## Short task:
How many lines in the records below hold the string "panel"? Answer with the number alone.
--- BEGIN ---
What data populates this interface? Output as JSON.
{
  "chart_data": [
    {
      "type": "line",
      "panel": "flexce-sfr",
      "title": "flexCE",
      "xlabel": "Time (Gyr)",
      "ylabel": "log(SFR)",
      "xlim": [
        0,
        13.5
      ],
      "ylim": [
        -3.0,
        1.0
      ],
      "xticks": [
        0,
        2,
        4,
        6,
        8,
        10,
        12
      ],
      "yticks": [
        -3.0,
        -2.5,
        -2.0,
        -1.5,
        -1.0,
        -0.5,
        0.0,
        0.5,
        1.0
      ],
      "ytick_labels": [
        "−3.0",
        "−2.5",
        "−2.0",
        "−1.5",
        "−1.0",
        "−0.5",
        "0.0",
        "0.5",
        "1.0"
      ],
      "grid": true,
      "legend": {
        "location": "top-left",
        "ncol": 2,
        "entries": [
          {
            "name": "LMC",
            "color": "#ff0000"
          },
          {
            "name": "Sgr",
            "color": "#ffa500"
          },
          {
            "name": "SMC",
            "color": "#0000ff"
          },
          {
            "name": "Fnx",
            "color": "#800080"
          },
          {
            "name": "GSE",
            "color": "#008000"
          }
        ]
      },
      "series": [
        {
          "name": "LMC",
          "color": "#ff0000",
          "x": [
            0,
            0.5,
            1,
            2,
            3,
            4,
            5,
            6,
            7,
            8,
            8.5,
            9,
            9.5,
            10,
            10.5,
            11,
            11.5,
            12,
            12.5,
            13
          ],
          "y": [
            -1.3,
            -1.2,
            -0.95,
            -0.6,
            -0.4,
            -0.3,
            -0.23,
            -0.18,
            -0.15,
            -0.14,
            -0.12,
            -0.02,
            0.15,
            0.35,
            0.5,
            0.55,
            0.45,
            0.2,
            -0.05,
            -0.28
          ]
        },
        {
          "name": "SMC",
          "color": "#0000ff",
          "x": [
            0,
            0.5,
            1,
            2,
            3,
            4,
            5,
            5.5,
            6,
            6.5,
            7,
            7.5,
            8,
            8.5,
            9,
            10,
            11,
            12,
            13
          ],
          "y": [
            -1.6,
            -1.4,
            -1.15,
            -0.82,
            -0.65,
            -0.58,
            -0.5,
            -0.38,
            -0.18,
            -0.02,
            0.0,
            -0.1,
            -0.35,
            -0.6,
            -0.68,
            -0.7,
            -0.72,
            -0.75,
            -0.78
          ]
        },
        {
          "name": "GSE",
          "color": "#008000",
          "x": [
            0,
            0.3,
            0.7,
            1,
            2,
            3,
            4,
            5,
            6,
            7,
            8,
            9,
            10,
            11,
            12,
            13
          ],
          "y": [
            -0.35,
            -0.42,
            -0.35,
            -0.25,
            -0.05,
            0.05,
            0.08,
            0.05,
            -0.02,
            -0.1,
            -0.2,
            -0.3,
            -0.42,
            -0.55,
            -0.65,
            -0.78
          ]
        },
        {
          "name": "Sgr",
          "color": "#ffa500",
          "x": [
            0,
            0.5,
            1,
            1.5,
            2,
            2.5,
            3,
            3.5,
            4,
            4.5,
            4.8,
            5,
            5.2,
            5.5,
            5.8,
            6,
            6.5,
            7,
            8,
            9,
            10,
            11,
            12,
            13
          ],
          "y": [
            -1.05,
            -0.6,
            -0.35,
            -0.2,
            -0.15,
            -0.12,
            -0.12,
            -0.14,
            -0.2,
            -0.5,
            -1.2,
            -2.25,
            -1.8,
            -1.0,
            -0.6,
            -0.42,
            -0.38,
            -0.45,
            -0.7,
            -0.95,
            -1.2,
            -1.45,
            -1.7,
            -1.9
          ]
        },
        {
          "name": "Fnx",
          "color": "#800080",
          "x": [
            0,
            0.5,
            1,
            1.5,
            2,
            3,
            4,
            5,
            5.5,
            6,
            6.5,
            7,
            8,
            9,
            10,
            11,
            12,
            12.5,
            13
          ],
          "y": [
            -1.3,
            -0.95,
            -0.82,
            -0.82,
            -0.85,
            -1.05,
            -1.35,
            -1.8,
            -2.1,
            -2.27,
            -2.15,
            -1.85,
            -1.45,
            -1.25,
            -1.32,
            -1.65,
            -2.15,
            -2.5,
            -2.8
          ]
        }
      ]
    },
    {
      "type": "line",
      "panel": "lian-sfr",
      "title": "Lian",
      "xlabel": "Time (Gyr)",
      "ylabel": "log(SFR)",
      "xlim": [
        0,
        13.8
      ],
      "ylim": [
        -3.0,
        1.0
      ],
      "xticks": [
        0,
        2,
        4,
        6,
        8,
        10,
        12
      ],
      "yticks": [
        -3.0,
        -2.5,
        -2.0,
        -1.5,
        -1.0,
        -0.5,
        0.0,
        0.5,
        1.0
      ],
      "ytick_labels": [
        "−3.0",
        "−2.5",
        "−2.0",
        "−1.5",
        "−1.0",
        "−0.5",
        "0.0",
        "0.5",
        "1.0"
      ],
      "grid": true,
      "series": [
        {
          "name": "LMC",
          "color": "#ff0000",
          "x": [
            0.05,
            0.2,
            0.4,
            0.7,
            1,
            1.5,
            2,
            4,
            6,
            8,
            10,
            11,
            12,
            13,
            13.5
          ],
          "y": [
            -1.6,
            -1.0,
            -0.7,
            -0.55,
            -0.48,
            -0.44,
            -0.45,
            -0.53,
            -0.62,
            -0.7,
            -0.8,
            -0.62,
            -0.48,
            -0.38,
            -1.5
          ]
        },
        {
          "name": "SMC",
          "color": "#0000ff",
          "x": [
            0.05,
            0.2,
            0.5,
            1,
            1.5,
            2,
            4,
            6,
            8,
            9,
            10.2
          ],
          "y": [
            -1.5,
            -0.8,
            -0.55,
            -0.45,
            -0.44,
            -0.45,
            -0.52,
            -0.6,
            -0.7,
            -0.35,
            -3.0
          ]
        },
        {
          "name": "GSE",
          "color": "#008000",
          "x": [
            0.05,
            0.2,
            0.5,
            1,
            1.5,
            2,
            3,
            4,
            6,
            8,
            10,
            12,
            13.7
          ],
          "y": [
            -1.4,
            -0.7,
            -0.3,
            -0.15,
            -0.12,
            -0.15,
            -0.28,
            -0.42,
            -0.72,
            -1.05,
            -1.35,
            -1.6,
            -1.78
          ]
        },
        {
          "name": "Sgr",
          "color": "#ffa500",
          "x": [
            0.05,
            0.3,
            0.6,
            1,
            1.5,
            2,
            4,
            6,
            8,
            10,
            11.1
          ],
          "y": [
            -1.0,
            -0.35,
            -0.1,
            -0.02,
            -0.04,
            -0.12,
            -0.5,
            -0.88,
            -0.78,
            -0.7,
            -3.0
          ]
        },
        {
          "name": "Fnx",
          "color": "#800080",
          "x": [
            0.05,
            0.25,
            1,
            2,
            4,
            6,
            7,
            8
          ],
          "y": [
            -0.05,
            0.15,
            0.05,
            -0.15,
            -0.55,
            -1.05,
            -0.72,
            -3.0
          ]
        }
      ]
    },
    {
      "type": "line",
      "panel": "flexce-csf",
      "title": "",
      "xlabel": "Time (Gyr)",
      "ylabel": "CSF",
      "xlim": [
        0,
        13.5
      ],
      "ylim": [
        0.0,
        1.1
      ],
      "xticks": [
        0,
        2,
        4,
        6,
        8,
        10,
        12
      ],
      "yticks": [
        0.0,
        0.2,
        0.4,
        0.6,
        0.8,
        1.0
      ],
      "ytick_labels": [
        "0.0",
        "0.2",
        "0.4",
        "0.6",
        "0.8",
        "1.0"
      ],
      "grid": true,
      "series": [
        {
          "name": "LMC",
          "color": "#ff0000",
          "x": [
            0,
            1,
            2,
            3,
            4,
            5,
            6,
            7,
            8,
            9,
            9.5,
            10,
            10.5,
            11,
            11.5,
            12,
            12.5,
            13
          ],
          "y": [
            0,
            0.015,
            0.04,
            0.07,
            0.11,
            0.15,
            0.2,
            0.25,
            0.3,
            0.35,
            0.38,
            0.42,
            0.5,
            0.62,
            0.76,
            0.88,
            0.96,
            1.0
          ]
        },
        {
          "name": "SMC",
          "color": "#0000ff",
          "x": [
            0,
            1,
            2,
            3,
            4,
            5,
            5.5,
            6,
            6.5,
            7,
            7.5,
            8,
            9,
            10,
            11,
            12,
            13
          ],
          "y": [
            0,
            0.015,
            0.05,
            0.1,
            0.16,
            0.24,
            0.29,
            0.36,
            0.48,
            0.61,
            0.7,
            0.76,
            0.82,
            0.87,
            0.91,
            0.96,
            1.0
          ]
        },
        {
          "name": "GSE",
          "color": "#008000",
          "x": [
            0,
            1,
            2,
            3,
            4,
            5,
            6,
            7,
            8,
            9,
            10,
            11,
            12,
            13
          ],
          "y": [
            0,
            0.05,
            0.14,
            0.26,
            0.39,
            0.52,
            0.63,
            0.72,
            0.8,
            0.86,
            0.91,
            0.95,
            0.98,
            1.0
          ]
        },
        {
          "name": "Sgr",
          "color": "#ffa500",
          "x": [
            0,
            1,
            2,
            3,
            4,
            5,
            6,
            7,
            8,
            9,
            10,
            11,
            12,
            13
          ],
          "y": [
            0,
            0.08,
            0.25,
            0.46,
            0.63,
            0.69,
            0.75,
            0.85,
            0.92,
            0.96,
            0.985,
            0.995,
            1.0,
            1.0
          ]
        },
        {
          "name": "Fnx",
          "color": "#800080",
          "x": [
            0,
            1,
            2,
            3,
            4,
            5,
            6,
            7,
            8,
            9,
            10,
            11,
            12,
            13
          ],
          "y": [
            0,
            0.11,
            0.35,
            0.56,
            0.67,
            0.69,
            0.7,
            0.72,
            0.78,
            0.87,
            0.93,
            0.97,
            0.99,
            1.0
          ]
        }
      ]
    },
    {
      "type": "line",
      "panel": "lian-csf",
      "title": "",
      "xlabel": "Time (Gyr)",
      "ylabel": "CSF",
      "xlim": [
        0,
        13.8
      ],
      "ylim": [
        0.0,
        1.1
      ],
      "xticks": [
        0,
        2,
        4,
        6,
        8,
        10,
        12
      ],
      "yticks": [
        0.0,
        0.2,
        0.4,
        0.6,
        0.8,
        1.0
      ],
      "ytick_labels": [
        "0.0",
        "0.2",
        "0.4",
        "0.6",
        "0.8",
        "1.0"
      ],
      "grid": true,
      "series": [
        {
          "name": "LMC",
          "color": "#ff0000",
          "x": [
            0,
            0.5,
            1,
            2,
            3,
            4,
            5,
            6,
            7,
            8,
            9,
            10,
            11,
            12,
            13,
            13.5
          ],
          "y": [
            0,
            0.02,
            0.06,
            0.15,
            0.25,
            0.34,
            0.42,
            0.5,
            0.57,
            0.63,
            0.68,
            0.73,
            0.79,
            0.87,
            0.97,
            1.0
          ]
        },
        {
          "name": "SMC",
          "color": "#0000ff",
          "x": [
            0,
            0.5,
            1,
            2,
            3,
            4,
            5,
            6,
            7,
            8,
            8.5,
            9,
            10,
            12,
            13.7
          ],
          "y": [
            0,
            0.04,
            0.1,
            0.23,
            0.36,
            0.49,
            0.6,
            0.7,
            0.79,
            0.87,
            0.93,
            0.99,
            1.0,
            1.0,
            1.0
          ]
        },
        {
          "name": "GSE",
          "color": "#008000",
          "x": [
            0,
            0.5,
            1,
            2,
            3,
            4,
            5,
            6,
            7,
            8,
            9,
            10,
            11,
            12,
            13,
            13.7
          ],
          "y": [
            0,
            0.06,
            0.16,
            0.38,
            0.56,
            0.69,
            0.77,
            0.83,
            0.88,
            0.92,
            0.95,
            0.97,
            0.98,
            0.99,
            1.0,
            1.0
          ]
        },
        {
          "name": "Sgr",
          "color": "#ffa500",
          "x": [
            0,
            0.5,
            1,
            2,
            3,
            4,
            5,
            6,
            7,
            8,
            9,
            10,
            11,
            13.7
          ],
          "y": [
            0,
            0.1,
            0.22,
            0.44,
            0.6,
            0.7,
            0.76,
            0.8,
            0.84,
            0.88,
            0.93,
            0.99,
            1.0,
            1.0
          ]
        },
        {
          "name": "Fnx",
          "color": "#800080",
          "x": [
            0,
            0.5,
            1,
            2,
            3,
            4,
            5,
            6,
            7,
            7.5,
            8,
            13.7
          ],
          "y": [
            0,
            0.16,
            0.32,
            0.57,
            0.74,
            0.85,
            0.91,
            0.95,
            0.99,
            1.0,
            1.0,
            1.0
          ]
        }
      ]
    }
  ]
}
--- END ---
## Final result:
4